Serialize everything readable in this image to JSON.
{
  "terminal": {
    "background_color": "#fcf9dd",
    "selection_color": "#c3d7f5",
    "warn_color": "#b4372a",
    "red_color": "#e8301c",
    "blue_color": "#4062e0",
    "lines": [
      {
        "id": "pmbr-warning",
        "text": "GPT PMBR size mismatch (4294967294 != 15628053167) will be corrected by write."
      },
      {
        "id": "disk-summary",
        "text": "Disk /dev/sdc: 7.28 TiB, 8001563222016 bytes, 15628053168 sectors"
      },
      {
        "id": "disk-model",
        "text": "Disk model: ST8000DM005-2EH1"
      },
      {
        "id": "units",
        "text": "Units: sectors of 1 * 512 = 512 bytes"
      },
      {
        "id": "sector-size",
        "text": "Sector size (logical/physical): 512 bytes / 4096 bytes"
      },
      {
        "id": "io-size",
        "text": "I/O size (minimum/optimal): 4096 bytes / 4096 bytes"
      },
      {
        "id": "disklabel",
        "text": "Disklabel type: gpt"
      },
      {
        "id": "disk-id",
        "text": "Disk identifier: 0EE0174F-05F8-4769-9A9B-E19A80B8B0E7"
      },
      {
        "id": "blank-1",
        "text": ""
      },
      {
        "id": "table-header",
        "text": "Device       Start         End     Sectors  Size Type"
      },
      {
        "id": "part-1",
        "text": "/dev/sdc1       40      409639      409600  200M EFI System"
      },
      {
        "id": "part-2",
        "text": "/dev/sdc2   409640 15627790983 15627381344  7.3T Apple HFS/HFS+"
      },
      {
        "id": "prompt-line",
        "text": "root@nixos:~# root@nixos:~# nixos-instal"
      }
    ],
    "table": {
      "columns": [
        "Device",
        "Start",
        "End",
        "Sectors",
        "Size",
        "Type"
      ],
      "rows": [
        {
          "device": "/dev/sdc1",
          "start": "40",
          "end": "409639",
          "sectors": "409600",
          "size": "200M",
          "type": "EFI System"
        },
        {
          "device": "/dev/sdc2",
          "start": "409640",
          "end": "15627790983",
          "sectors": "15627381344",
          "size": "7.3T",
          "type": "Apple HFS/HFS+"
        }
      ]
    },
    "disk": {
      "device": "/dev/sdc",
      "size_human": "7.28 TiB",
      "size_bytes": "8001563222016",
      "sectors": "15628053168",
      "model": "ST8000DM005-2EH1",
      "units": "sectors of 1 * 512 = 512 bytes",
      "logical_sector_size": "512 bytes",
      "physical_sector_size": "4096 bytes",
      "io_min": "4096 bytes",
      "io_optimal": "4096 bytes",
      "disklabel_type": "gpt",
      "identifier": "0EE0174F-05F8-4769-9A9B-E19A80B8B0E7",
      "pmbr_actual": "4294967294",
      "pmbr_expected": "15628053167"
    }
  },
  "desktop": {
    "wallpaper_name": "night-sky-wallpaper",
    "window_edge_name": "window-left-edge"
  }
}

• AIM: Among these entries, how many lines include the string "Apple"? Reply with the number by itself.

• ANSWER TO THE PROBLEM: 2